**STATED PROBLEM:**
Give every line back verbatim, dropping all images.

**SOURCE RECORDS:**
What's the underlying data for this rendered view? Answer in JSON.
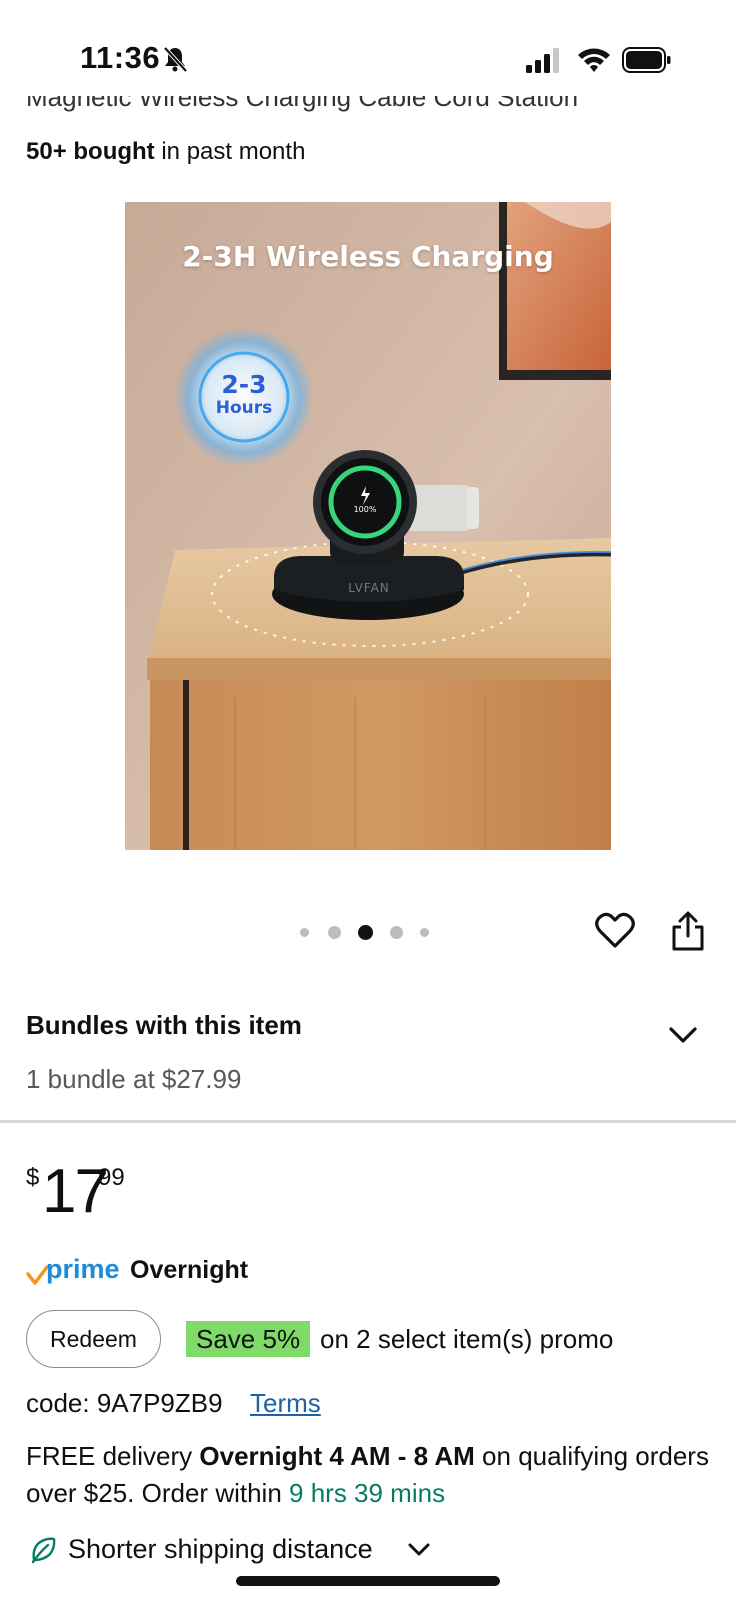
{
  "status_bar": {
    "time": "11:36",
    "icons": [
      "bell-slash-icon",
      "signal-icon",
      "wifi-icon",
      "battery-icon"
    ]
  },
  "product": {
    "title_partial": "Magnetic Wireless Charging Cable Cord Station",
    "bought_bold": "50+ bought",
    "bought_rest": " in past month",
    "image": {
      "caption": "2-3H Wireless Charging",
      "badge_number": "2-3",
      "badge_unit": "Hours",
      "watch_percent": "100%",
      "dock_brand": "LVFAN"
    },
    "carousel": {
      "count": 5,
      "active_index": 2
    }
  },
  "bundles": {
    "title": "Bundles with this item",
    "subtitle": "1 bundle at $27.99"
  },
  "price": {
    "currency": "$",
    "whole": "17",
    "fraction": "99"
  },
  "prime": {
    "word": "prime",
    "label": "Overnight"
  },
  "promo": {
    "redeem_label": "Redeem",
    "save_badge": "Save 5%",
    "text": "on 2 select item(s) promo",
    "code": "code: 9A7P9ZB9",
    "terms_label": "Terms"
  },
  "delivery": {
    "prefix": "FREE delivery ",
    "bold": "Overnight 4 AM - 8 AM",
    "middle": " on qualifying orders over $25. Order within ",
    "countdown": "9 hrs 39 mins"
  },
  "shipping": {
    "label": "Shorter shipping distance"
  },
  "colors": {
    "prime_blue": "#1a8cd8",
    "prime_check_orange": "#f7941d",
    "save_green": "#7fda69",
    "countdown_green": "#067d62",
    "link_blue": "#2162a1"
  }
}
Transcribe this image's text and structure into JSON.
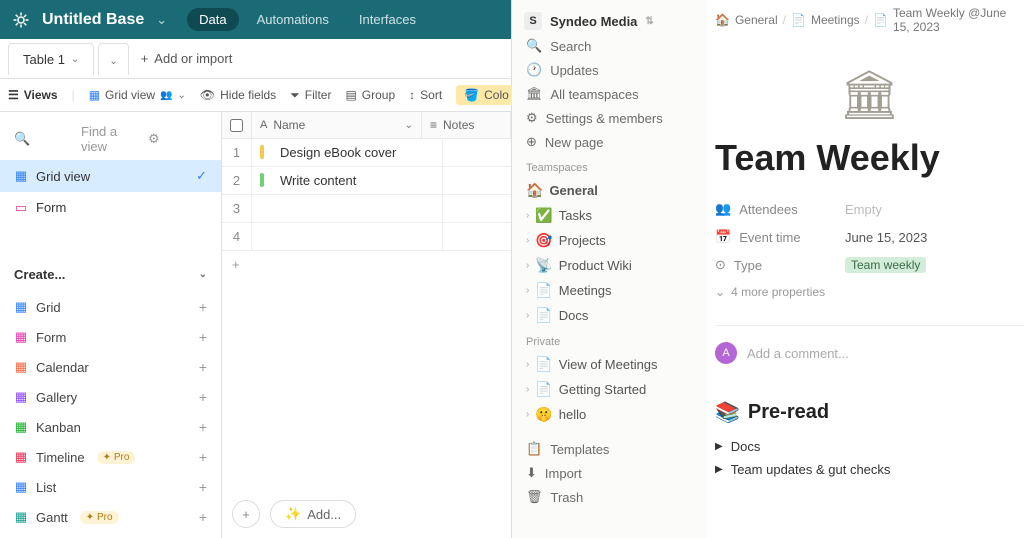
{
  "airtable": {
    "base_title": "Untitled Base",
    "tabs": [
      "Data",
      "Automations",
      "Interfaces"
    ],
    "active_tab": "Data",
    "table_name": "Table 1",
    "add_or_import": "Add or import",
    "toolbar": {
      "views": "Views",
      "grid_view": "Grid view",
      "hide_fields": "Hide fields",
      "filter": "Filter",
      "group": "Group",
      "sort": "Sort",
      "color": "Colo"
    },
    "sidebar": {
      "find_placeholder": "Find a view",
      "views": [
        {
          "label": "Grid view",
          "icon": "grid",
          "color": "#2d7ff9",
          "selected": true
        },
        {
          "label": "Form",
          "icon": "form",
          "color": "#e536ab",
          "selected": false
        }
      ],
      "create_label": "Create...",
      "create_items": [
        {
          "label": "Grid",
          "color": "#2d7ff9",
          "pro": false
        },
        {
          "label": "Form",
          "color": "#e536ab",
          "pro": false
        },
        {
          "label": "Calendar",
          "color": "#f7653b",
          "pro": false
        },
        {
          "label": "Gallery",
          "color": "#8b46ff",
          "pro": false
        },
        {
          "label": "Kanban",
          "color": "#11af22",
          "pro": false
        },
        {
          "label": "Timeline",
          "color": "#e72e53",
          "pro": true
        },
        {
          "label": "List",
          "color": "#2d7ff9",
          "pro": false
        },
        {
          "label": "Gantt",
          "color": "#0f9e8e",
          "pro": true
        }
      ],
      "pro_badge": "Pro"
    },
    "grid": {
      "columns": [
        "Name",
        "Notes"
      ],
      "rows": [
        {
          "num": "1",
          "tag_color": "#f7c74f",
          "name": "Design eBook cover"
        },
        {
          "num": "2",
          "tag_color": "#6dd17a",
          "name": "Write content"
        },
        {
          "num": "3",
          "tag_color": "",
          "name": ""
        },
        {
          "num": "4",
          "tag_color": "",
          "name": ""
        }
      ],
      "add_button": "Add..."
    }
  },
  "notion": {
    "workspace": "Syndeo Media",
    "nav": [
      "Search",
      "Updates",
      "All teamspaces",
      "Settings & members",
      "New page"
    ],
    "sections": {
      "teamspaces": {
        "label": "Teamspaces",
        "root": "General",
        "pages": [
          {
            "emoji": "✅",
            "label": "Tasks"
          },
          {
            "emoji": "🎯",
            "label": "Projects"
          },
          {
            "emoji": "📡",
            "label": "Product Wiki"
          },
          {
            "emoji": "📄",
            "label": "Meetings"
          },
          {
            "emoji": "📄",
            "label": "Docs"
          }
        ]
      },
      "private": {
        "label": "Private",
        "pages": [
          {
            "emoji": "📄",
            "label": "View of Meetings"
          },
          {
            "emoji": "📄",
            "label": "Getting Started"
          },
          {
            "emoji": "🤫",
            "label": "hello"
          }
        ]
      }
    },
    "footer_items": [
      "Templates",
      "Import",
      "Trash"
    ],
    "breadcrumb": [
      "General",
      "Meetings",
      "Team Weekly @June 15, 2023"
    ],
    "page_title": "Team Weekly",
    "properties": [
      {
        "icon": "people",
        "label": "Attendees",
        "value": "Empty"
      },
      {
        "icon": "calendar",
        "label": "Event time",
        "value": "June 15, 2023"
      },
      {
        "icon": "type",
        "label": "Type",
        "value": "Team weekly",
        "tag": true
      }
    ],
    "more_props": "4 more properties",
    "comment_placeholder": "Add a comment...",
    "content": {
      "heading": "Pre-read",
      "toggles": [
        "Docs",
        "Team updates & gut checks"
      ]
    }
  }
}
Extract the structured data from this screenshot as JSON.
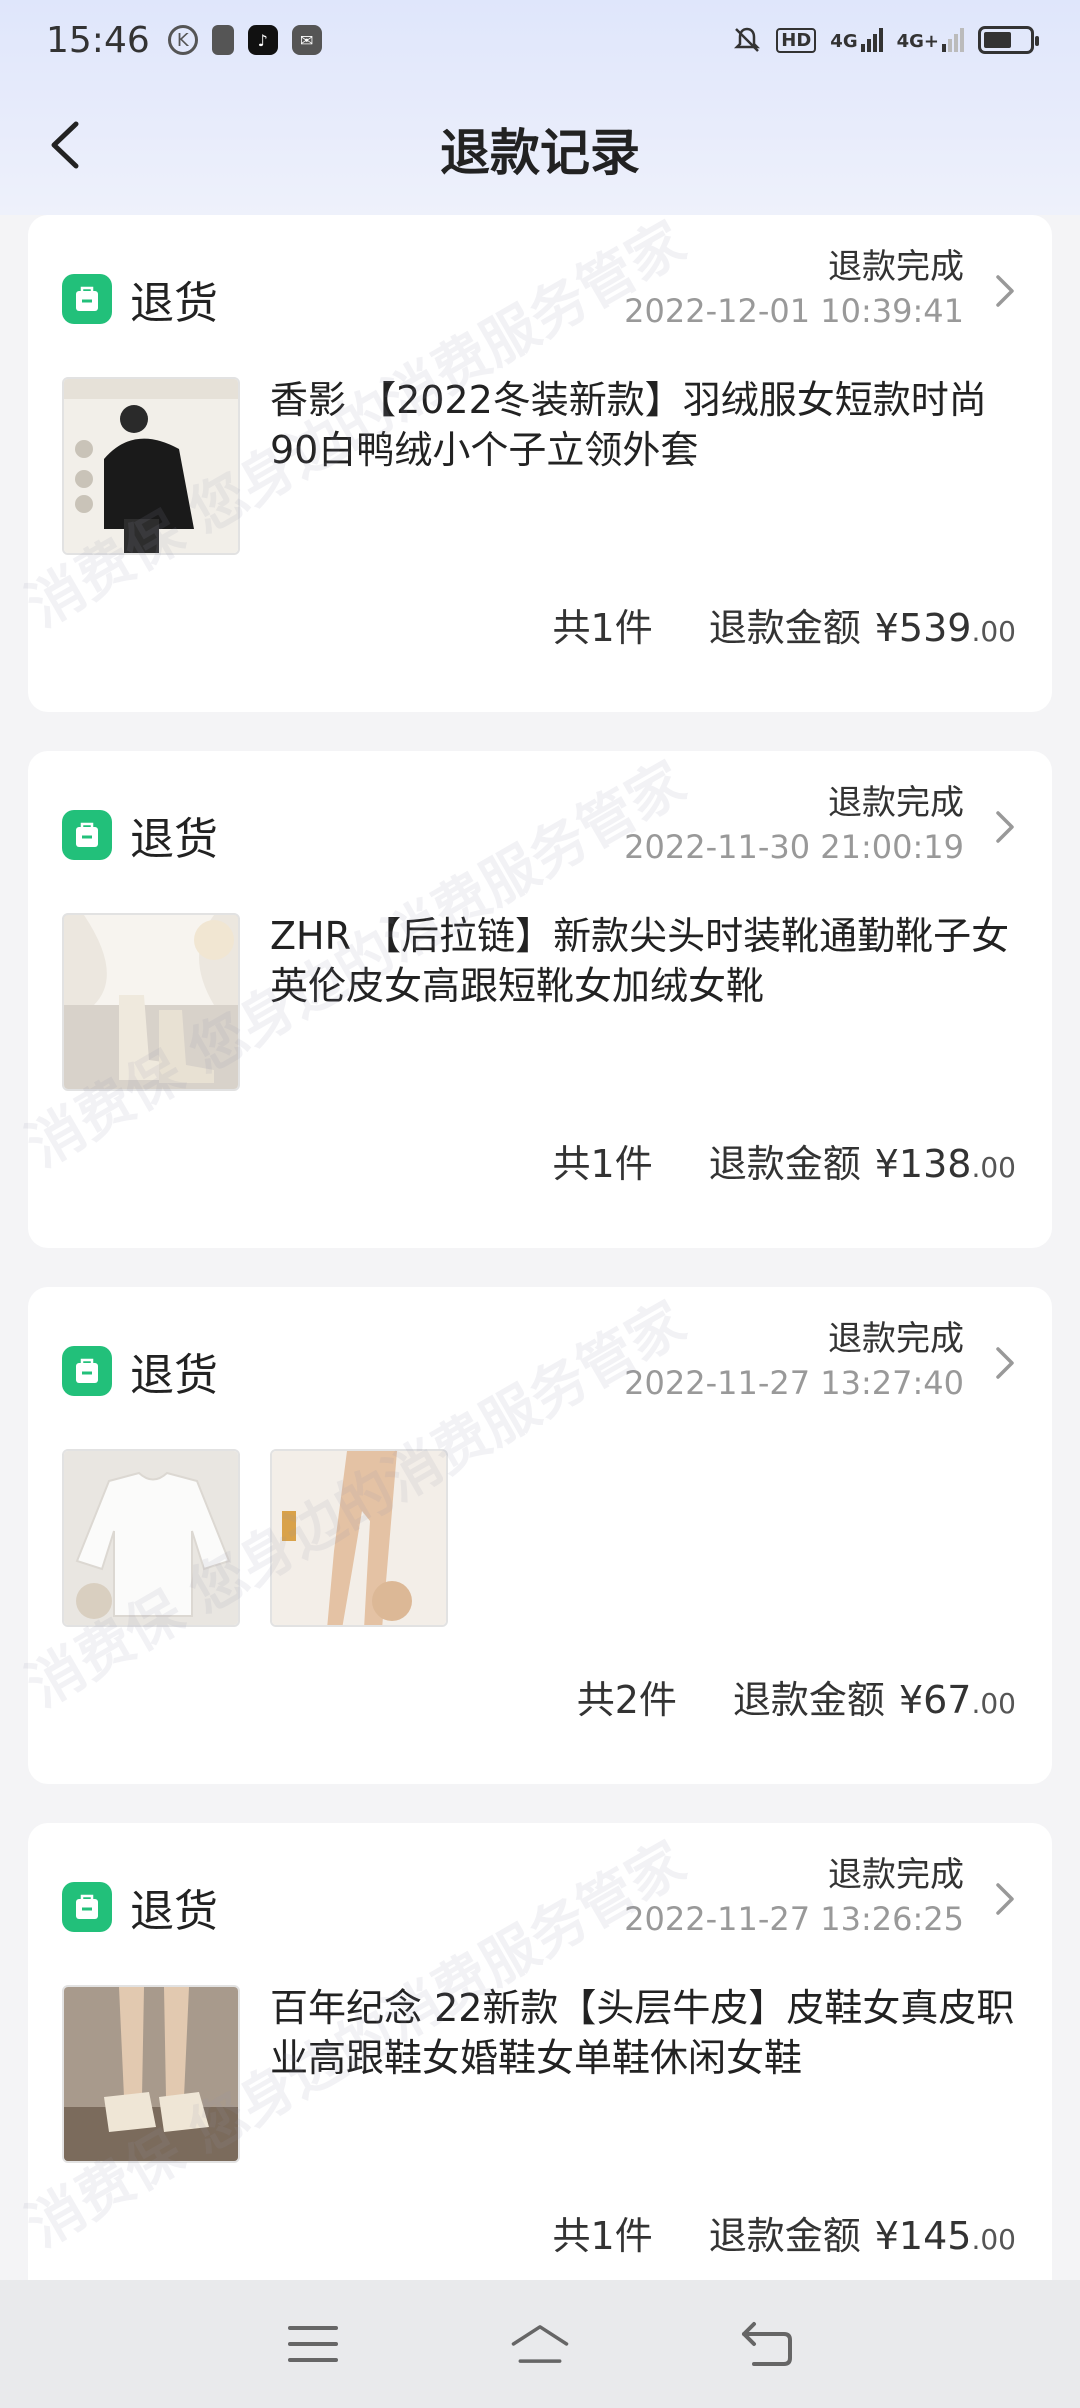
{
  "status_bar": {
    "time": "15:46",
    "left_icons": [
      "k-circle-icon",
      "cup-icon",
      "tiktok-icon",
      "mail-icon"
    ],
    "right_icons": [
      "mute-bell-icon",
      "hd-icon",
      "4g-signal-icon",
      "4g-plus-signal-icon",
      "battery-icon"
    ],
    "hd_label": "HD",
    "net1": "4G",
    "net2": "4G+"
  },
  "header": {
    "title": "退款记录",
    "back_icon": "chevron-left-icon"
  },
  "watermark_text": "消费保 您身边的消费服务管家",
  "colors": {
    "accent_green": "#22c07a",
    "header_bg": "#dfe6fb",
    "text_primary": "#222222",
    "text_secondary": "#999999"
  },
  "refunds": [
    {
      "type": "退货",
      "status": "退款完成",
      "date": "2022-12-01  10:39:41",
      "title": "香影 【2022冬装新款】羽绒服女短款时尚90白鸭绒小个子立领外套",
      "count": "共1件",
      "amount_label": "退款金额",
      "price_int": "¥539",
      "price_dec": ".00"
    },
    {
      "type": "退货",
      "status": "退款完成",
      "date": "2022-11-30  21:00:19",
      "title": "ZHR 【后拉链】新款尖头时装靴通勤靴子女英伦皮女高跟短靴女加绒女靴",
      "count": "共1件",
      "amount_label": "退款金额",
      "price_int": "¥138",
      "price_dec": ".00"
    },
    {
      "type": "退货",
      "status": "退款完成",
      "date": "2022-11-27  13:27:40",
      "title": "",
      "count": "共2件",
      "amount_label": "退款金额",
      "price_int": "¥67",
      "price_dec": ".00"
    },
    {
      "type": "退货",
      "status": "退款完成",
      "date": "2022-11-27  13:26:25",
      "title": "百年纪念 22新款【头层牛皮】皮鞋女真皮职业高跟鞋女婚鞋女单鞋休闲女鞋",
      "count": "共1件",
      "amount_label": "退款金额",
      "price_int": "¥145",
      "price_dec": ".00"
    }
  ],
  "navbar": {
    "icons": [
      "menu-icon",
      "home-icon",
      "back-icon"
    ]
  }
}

**FINISHED EXERCISE:**
What's the underlying data for this rendered view? Answer in JSON.
{
  "status_bar": {
    "time": "11:36",
    "icons": [
      "bell-slash-icon",
      "signal-icon",
      "wifi-icon",
      "battery-icon"
    ]
  },
  "product": {
    "title_partial": "Magnetic Wireless Charging Cable Cord Station",
    "bought_bold": "50+ bought",
    "bought_rest": " in past month",
    "image": {
      "caption": "2-3H Wireless Charging",
      "badge_number": "2-3",
      "badge_unit": "Hours",
      "watch_percent": "100%",
      "dock_brand": "LVFAN"
    },
    "carousel": {
      "count": 5,
      "active_index": 2
    }
  },
  "bundles": {
    "title": "Bundles with this item",
    "subtitle": "1 bundle at $27.99"
  },
  "price": {
    "currency": "$",
    "whole": "17",
    "fraction": "99"
  },
  "prime": {
    "word": "prime",
    "label": "Overnight"
  },
  "promo": {
    "redeem_label": "Redeem",
    "save_badge": "Save 5%",
    "text": "on 2 select item(s) promo",
    "code": "code: 9A7P9ZB9",
    "terms_label": "Terms"
  },
  "delivery": {
    "prefix": "FREE delivery ",
    "bold": "Overnight 4 AM - 8 AM",
    "middle": " on qualifying orders over $25. Order within ",
    "countdown": "9 hrs 39 mins"
  },
  "shipping": {
    "label": "Shorter shipping distance"
  },
  "colors": {
    "prime_blue": "#1a8cd8",
    "prime_check_orange": "#f7941d",
    "save_green": "#7fda69",
    "countdown_green": "#067d62",
    "link_blue": "#2162a1"
  }
}
Transcribe this image's text and structure into JSON.
{
  "airtable": {
    "base_title": "Untitled Base",
    "tabs": [
      "Data",
      "Automations",
      "Interfaces"
    ],
    "active_tab": "Data",
    "table_name": "Table 1",
    "add_or_import": "Add or import",
    "toolbar": {
      "views": "Views",
      "grid_view": "Grid view",
      "hide_fields": "Hide fields",
      "filter": "Filter",
      "group": "Group",
      "sort": "Sort",
      "color": "Colo"
    },
    "sidebar": {
      "find_placeholder": "Find a view",
      "views": [
        {
          "label": "Grid view",
          "icon": "grid",
          "color": "#2d7ff9",
          "selected": true
        },
        {
          "label": "Form",
          "icon": "form",
          "color": "#e536ab",
          "selected": false
        }
      ],
      "create_label": "Create...",
      "create_items": [
        {
          "label": "Grid",
          "color": "#2d7ff9",
          "pro": false
        },
        {
          "label": "Form",
          "color": "#e536ab",
          "pro": false
        },
        {
          "label": "Calendar",
          "color": "#f7653b",
          "pro": false
        },
        {
          "label": "Gallery",
          "color": "#8b46ff",
          "pro": false
        },
        {
          "label": "Kanban",
          "color": "#11af22",
          "pro": false
        },
        {
          "label": "Timeline",
          "color": "#e72e53",
          "pro": true
        },
        {
          "label": "List",
          "color": "#2d7ff9",
          "pro": false
        },
        {
          "label": "Gantt",
          "color": "#0f9e8e",
          "pro": true
        }
      ],
      "pro_badge": "Pro"
    },
    "grid": {
      "columns": [
        "Name",
        "Notes"
      ],
      "rows": [
        {
          "num": "1",
          "tag_color": "#f7c74f",
          "name": "Design eBook cover"
        },
        {
          "num": "2",
          "tag_color": "#6dd17a",
          "name": "Write content"
        },
        {
          "num": "3",
          "tag_color": "",
          "name": ""
        },
        {
          "num": "4",
          "tag_color": "",
          "name": ""
        }
      ],
      "add_button": "Add..."
    }
  },
  "notion": {
    "workspace": "Syndeo Media",
    "nav": [
      "Search",
      "Updates",
      "All teamspaces",
      "Settings & members",
      "New page"
    ],
    "sections": {
      "teamspaces": {
        "label": "Teamspaces",
        "root": "General",
        "pages": [
          {
            "emoji": "✅",
            "label": "Tasks"
          },
          {
            "emoji": "🎯",
            "label": "Projects"
          },
          {
            "emoji": "📡",
            "label": "Product Wiki"
          },
          {
            "emoji": "📄",
            "label": "Meetings"
          },
          {
            "emoji": "📄",
            "label": "Docs"
          }
        ]
      },
      "private": {
        "label": "Private",
        "pages": [
          {
            "emoji": "📄",
            "label": "View of Meetings"
          },
          {
            "emoji": "📄",
            "label": "Getting Started"
          },
          {
            "emoji": "🤫",
            "label": "hello"
          }
        ]
      }
    },
    "footer_items": [
      "Templates",
      "Import",
      "Trash"
    ],
    "breadcrumb": [
      "General",
      "Meetings",
      "Team Weekly @June 15, 2023"
    ],
    "page_title": "Team Weekly",
    "properties": [
      {
        "icon": "people",
        "label": "Attendees",
        "value": "Empty"
      },
      {
        "icon": "calendar",
        "label": "Event time",
        "value": "June 15, 2023"
      },
      {
        "icon": "type",
        "label": "Type",
        "value": "Team weekly",
        "tag": true
      }
    ],
    "more_props": "4 more properties",
    "comment_placeholder": "Add a comment...",
    "content": {
      "heading": "Pre-read",
      "toggles": [
        "Docs",
        "Team updates & gut checks"
      ]
    }
  }
}
Extract the structured data from this screenshot as JSON.
{
  "status_bar": {
    "time": "15:46",
    "left_icons": [
      "k-circle-icon",
      "cup-icon",
      "tiktok-icon",
      "mail-icon"
    ],
    "right_icons": [
      "mute-bell-icon",
      "hd-icon",
      "4g-signal-icon",
      "4g-plus-signal-icon",
      "battery-icon"
    ],
    "hd_label": "HD",
    "net1": "4G",
    "net2": "4G+"
  },
  "header": {
    "title": "退款记录",
    "back_icon": "chevron-left-icon"
  },
  "watermark_text": "消费保 您身边的消费服务管家",
  "colors": {
    "accent_green": "#22c07a",
    "header_bg": "#dfe6fb",
    "text_primary": "#222222",
    "text_secondary": "#999999"
  },
  "refunds": [
    {
      "type": "退货",
      "status": "退款完成",
      "date": "2022-12-01  10:39:41",
      "title": "香影 【2022冬装新款】羽绒服女短款时尚90白鸭绒小个子立领外套",
      "count": "共1件",
      "amount_label": "退款金额",
      "price_int": "¥539",
      "price_dec": ".00"
    },
    {
      "type": "退货",
      "status": "退款完成",
      "date": "2022-11-30  21:00:19",
      "title": "ZHR 【后拉链】新款尖头时装靴通勤靴子女英伦皮女高跟短靴女加绒女靴",
      "count": "共1件",
      "amount_label": "退款金额",
      "price_int": "¥138",
      "price_dec": ".00"
    },
    {
      "type": "退货",
      "status": "退款完成",
      "date": "2022-11-27  13:27:40",
      "title": "",
      "count": "共2件",
      "amount_label": "退款金额",
      "price_int": "¥67",
      "price_dec": ".00"
    },
    {
      "type": "退货",
      "status": "退款完成",
      "date": "2022-11-27  13:26:25",
      "title": "百年纪念 22新款【头层牛皮】皮鞋女真皮职业高跟鞋女婚鞋女单鞋休闲女鞋",
      "count": "共1件",
      "amount_label": "退款金额",
      "price_int": "¥145",
      "price_dec": ".00"
    }
  ],
  "navbar": {
    "icons": [
      "menu-icon",
      "home-icon",
      "back-icon"
    ]
  }
}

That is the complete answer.